**** EXTRACTED MATERIAL

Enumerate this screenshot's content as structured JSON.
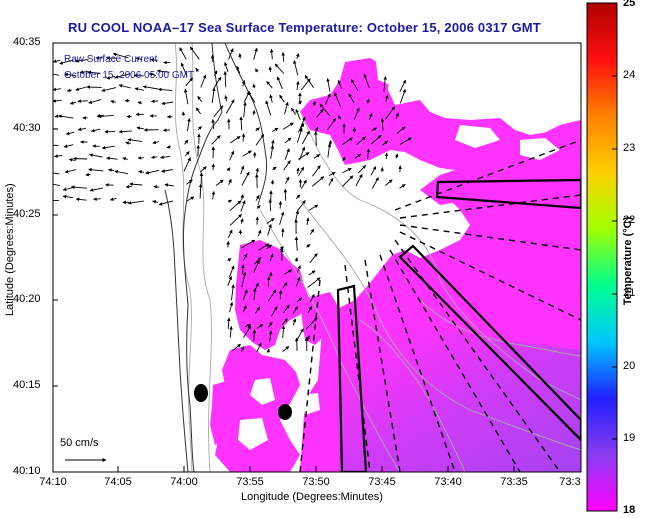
{
  "title": "RU COOL  NOAA–17  Sea Surface Temperature:  October 15, 2006 0317 GMT",
  "overlay": {
    "line1": "Raw Surface Current",
    "line2": "October 15, 2006 05:00 GMT"
  },
  "axes": {
    "xlabel": "Longitude (Degrees:Minutes)",
    "ylabel": "Latitude (Degrees:Minutes)",
    "x_ticks": [
      "74:10",
      "74:05",
      "74:00",
      "73:55",
      "73:50",
      "73:45",
      "73:40",
      "73:35",
      "73:3"
    ],
    "y_ticks": [
      "40:35",
      "40:30",
      "40:25",
      "40:20",
      "40:15",
      "40:10"
    ]
  },
  "scale_arrow": {
    "label": "50 cm/s"
  },
  "colorbar": {
    "label": "Temperature (°C)",
    "ticks": [
      "25",
      "24",
      "23",
      "22",
      "21",
      "20",
      "19",
      "18"
    ],
    "min": 18,
    "max": 25,
    "colors": [
      "#ff00ff",
      "#8a3cf0",
      "#2020ff",
      "#00c8ff",
      "#00ff90",
      "#a0ff00",
      "#ffd000",
      "#ff8000",
      "#ff1010",
      "#b00000"
    ]
  },
  "legend_colors": {
    "sst_fill": "#ff33ff",
    "sst_shade": "#a040f0",
    "coast": "#333333",
    "bathymetry": "#aaaaaa",
    "title": "#1a1aa8"
  }
}
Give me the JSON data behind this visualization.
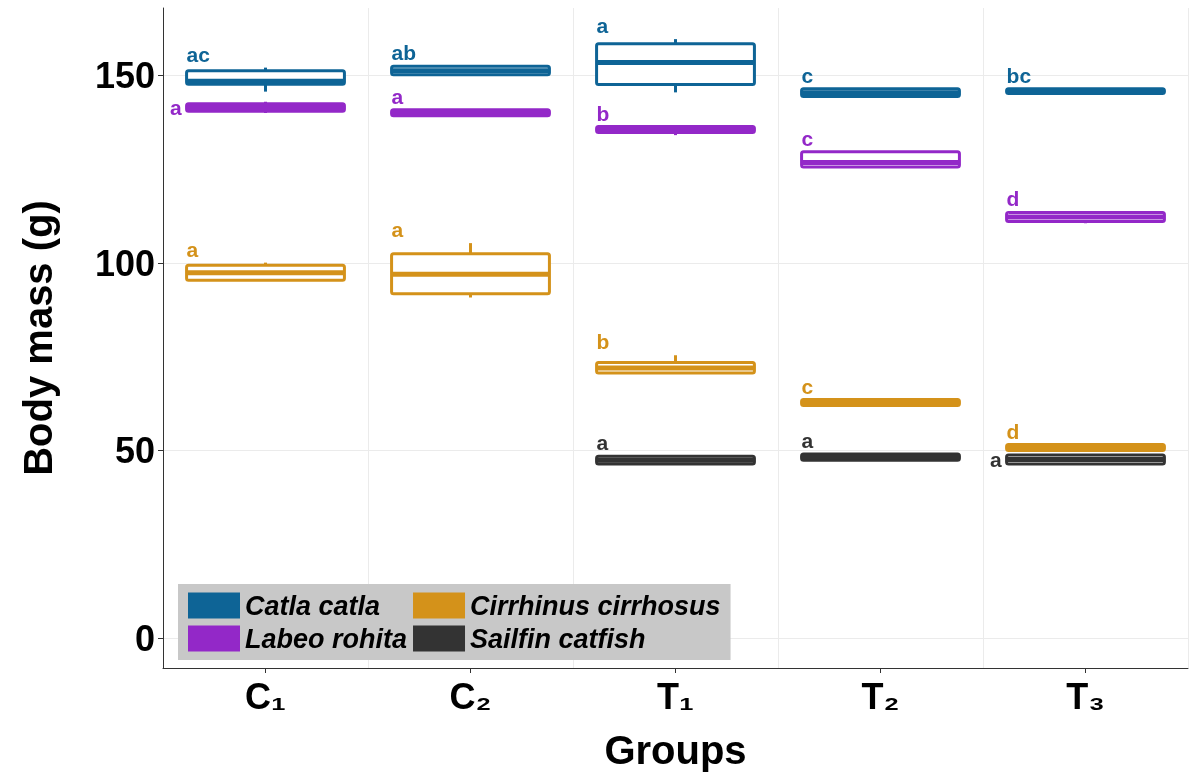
{
  "chart_data": {
    "type": "box",
    "xlabel": "Groups",
    "ylabel": "Body mass (g)",
    "categories": [
      "C₁",
      "C₂",
      "T₁",
      "T₂",
      "T₃"
    ],
    "ylim": [
      -8,
      168
    ],
    "yticks": [
      0,
      50,
      100,
      150
    ],
    "grid": true,
    "legend": "bottom left",
    "series": [
      {
        "name": "Catla catla",
        "color": "#0e6496",
        "value_labels": [
          "ac",
          "ab",
          "a",
          "c",
          "bc"
        ],
        "boxes": [
          {
            "low": 145.7,
            "q1": 147.7,
            "median": 148.5,
            "q3": 151.3,
            "high": 152.1
          },
          {
            "low": 150.2,
            "q1": 150.2,
            "median": 151.3,
            "q3": 152.5,
            "high": 152.5
          },
          {
            "low": 145.5,
            "q1": 147.6,
            "median": 153.5,
            "q3": 158.5,
            "high": 159.7
          },
          {
            "low": 144.4,
            "q1": 144.4,
            "median": 145.4,
            "q3": 146.5,
            "high": 146.5
          },
          {
            "low": 145.2,
            "q1": 145.2,
            "median": 145.8,
            "q3": 146.5,
            "high": 146.5
          }
        ]
      },
      {
        "name": "Labeo rohita",
        "color": "#9328c8",
        "value_labels": [
          "a",
          "a",
          "b",
          "c",
          "d"
        ],
        "boxes": [
          {
            "low": 140,
            "q1": 140.5,
            "median": 141.5,
            "q3": 142.5,
            "high": 143
          },
          {
            "low": 139.3,
            "q1": 139.3,
            "median": 140,
            "q3": 140.9,
            "high": 140.9
          },
          {
            "low": 134.1,
            "q1": 134.8,
            "median": 135.5,
            "q3": 136.4,
            "high": 136.4
          },
          {
            "low": 125.6,
            "q1": 125.6,
            "median": 126.8,
            "q3": 129.7,
            "high": 129.7
          },
          {
            "low": 110.6,
            "q1": 111.1,
            "median": 112.3,
            "q3": 113.5,
            "high": 113.5
          }
        ]
      },
      {
        "name": "Cirrhinus cirrhosus",
        "color": "#d4921a",
        "value_labels": [
          "a",
          "a",
          "b",
          "c",
          "d"
        ],
        "boxes": [
          {
            "low": 95.4,
            "q1": 95.4,
            "median": 97.4,
            "q3": 99.4,
            "high": 100.1
          },
          {
            "low": 90.8,
            "q1": 91.8,
            "median": 97,
            "q3": 102.5,
            "high": 105.3
          },
          {
            "low": 70.7,
            "q1": 70.7,
            "median": 72,
            "q3": 73.5,
            "high": 75.4
          },
          {
            "low": 62,
            "q1": 62,
            "median": 62.8,
            "q3": 63.6,
            "high": 63.6
          },
          {
            "low": 50,
            "q1": 50,
            "median": 50.8,
            "q3": 51.6,
            "high": 51.6
          }
        ]
      },
      {
        "name": "Sailfin catfish",
        "color": "#333333",
        "value_labels": [
          null,
          null,
          "a",
          "a",
          "a"
        ],
        "boxes": [
          null,
          null,
          {
            "low": 46.4,
            "q1": 46.4,
            "median": 47.4,
            "q3": 48.5,
            "high": 48.5
          },
          {
            "low": 47.4,
            "q1": 47.4,
            "median": 48.2,
            "q3": 49.1,
            "high": 49.1
          },
          {
            "low": 46.4,
            "q1": 46.4,
            "median": 47.6,
            "q3": 48.8,
            "high": 48.8
          }
        ]
      }
    ]
  }
}
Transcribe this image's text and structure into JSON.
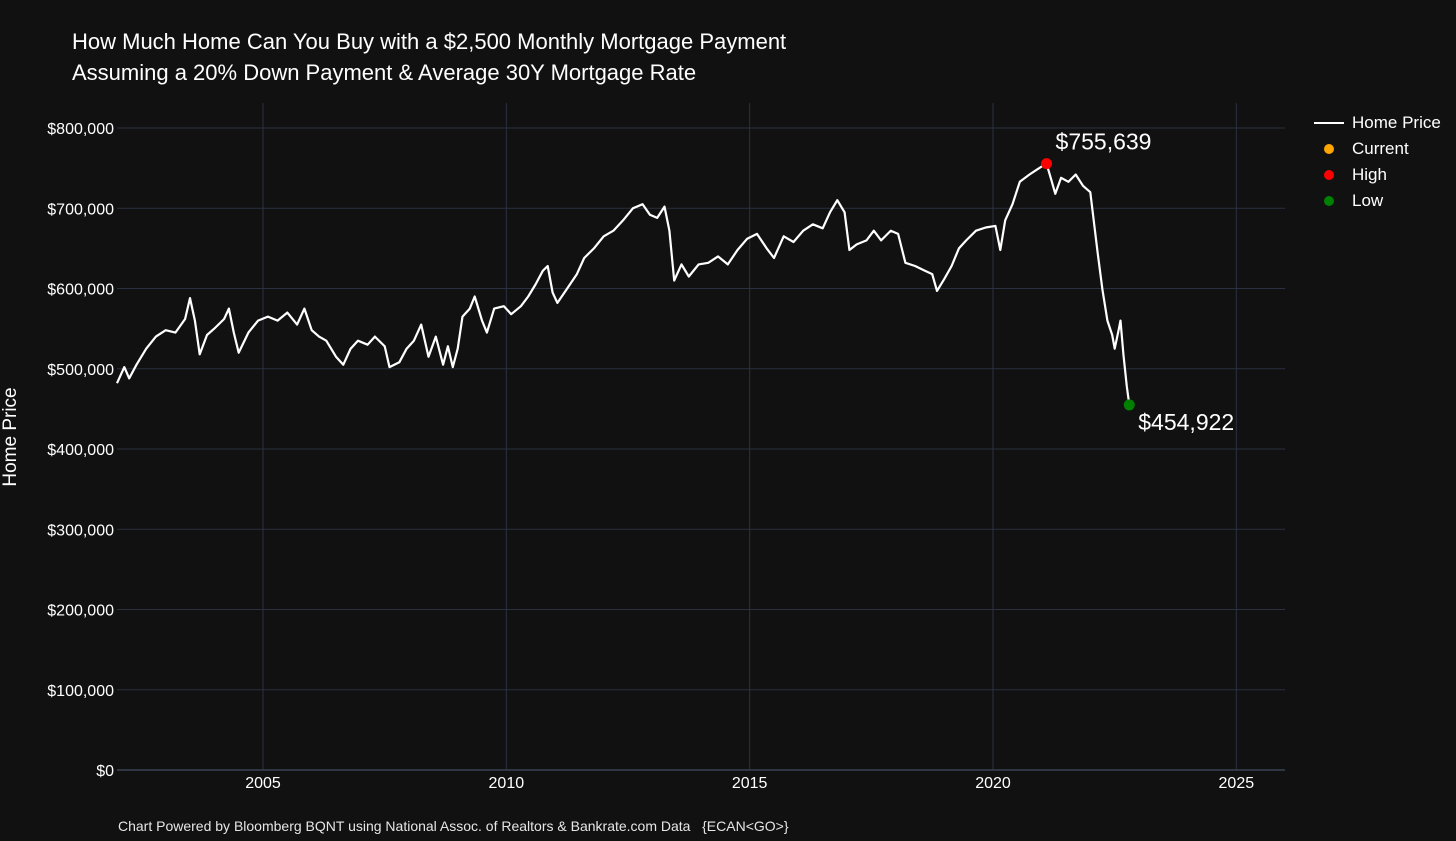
{
  "chart_data": {
    "type": "line",
    "title": "How Much Home Can You Buy with a $2,500 Monthly Mortgage Payment",
    "subtitle": "Assuming a 20% Down Payment & Average 30Y Mortgage Rate",
    "xlabel": "",
    "ylabel": "Home Price",
    "xlim": [
      2002.0,
      2026.0
    ],
    "ylim": [
      0,
      800000
    ],
    "x_ticks": [
      2005,
      2010,
      2015,
      2020,
      2025
    ],
    "x_tick_labels": [
      "2005",
      "2010",
      "2015",
      "2020",
      "2025"
    ],
    "y_ticks": [
      0,
      100000,
      200000,
      300000,
      400000,
      500000,
      600000,
      700000,
      800000
    ],
    "y_tick_labels": [
      "$0",
      "$100,000",
      "$200,000",
      "$300,000",
      "$400,000",
      "$500,000",
      "$600,000",
      "$700,000",
      "$800,000"
    ],
    "grid": true,
    "legend_position": "top-right",
    "series": [
      {
        "name": "Home Price",
        "color": "#ffffff",
        "points": [
          [
            2002.0,
            482000
          ],
          [
            2002.15,
            502000
          ],
          [
            2002.25,
            488000
          ],
          [
            2002.4,
            505000
          ],
          [
            2002.6,
            525000
          ],
          [
            2002.8,
            540000
          ],
          [
            2003.0,
            548000
          ],
          [
            2003.2,
            545000
          ],
          [
            2003.4,
            562000
          ],
          [
            2003.5,
            588000
          ],
          [
            2003.6,
            560000
          ],
          [
            2003.7,
            518000
          ],
          [
            2003.85,
            542000
          ],
          [
            2004.0,
            550000
          ],
          [
            2004.2,
            562000
          ],
          [
            2004.3,
            575000
          ],
          [
            2004.4,
            545000
          ],
          [
            2004.5,
            520000
          ],
          [
            2004.7,
            545000
          ],
          [
            2004.9,
            560000
          ],
          [
            2005.1,
            565000
          ],
          [
            2005.3,
            560000
          ],
          [
            2005.5,
            570000
          ],
          [
            2005.7,
            555000
          ],
          [
            2005.85,
            575000
          ],
          [
            2006.0,
            548000
          ],
          [
            2006.15,
            540000
          ],
          [
            2006.3,
            535000
          ],
          [
            2006.5,
            515000
          ],
          [
            2006.65,
            505000
          ],
          [
            2006.8,
            525000
          ],
          [
            2006.95,
            535000
          ],
          [
            2007.15,
            530000
          ],
          [
            2007.3,
            540000
          ],
          [
            2007.5,
            528000
          ],
          [
            2007.6,
            502000
          ],
          [
            2007.8,
            508000
          ],
          [
            2007.95,
            525000
          ],
          [
            2008.1,
            535000
          ],
          [
            2008.25,
            555000
          ],
          [
            2008.4,
            515000
          ],
          [
            2008.55,
            540000
          ],
          [
            2008.7,
            505000
          ],
          [
            2008.8,
            528000
          ],
          [
            2008.9,
            502000
          ],
          [
            2009.0,
            525000
          ],
          [
            2009.1,
            565000
          ],
          [
            2009.25,
            575000
          ],
          [
            2009.35,
            590000
          ],
          [
            2009.5,
            560000
          ],
          [
            2009.6,
            545000
          ],
          [
            2009.75,
            575000
          ],
          [
            2009.95,
            578000
          ],
          [
            2010.1,
            568000
          ],
          [
            2010.3,
            578000
          ],
          [
            2010.45,
            590000
          ],
          [
            2010.6,
            605000
          ],
          [
            2010.75,
            622000
          ],
          [
            2010.85,
            628000
          ],
          [
            2010.95,
            595000
          ],
          [
            2011.05,
            582000
          ],
          [
            2011.25,
            600000
          ],
          [
            2011.45,
            618000
          ],
          [
            2011.6,
            638000
          ],
          [
            2011.8,
            650000
          ],
          [
            2012.0,
            665000
          ],
          [
            2012.2,
            672000
          ],
          [
            2012.4,
            685000
          ],
          [
            2012.6,
            700000
          ],
          [
            2012.8,
            705000
          ],
          [
            2012.95,
            692000
          ],
          [
            2013.1,
            688000
          ],
          [
            2013.25,
            702000
          ],
          [
            2013.35,
            672000
          ],
          [
            2013.45,
            610000
          ],
          [
            2013.6,
            630000
          ],
          [
            2013.75,
            615000
          ],
          [
            2013.95,
            630000
          ],
          [
            2014.15,
            632000
          ],
          [
            2014.35,
            640000
          ],
          [
            2014.55,
            630000
          ],
          [
            2014.75,
            648000
          ],
          [
            2014.95,
            662000
          ],
          [
            2015.15,
            668000
          ],
          [
            2015.35,
            650000
          ],
          [
            2015.5,
            638000
          ],
          [
            2015.7,
            665000
          ],
          [
            2015.9,
            658000
          ],
          [
            2016.1,
            672000
          ],
          [
            2016.3,
            680000
          ],
          [
            2016.5,
            675000
          ],
          [
            2016.65,
            695000
          ],
          [
            2016.8,
            710000
          ],
          [
            2016.95,
            695000
          ],
          [
            2017.05,
            648000
          ],
          [
            2017.2,
            655000
          ],
          [
            2017.4,
            660000
          ],
          [
            2017.55,
            672000
          ],
          [
            2017.7,
            660000
          ],
          [
            2017.9,
            672000
          ],
          [
            2018.05,
            668000
          ],
          [
            2018.2,
            632000
          ],
          [
            2018.4,
            628000
          ],
          [
            2018.6,
            622000
          ],
          [
            2018.75,
            618000
          ],
          [
            2018.85,
            597000
          ],
          [
            2019.0,
            612000
          ],
          [
            2019.15,
            628000
          ],
          [
            2019.3,
            650000
          ],
          [
            2019.45,
            660000
          ],
          [
            2019.65,
            672000
          ],
          [
            2019.85,
            676000
          ],
          [
            2020.05,
            678000
          ],
          [
            2020.15,
            648000
          ],
          [
            2020.25,
            685000
          ],
          [
            2020.4,
            705000
          ],
          [
            2020.55,
            733000
          ],
          [
            2020.75,
            742000
          ],
          [
            2020.9,
            748000
          ],
          [
            2021.0,
            752000
          ],
          [
            2021.1,
            755639
          ],
          [
            2021.2,
            735000
          ],
          [
            2021.28,
            718000
          ],
          [
            2021.4,
            738000
          ],
          [
            2021.55,
            733000
          ],
          [
            2021.7,
            742000
          ],
          [
            2021.85,
            728000
          ],
          [
            2022.0,
            720000
          ],
          [
            2022.15,
            645000
          ],
          [
            2022.25,
            598000
          ],
          [
            2022.35,
            560000
          ],
          [
            2022.45,
            542000
          ],
          [
            2022.5,
            525000
          ],
          [
            2022.58,
            548000
          ],
          [
            2022.62,
            560000
          ],
          [
            2022.68,
            518000
          ],
          [
            2022.75,
            478000
          ],
          [
            2022.8,
            454922
          ]
        ]
      }
    ],
    "markers": [
      {
        "name": "Current",
        "color": "#ffa500"
      },
      {
        "name": "High",
        "color": "#ff0000",
        "x": 2021.1,
        "y": 755639,
        "label": "$755,639"
      },
      {
        "name": "Low",
        "color": "#008000",
        "x": 2022.8,
        "y": 454922,
        "label": "$454,922"
      }
    ],
    "footer": "Chart Powered by Bloomberg BQNT using National Assoc. of Realtors & Bankrate.com Data   {ECAN<GO>}"
  }
}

********

**YOUR GOAL**:
Filter out all lines lacking the word "Degrees" and copy the rest.

**ANSWER TO THE EXERCISE**:
    "xlabel": "Longitude (Degrees:Minutes)",
    "ylabel": "Latitude (Degrees:Minutes)",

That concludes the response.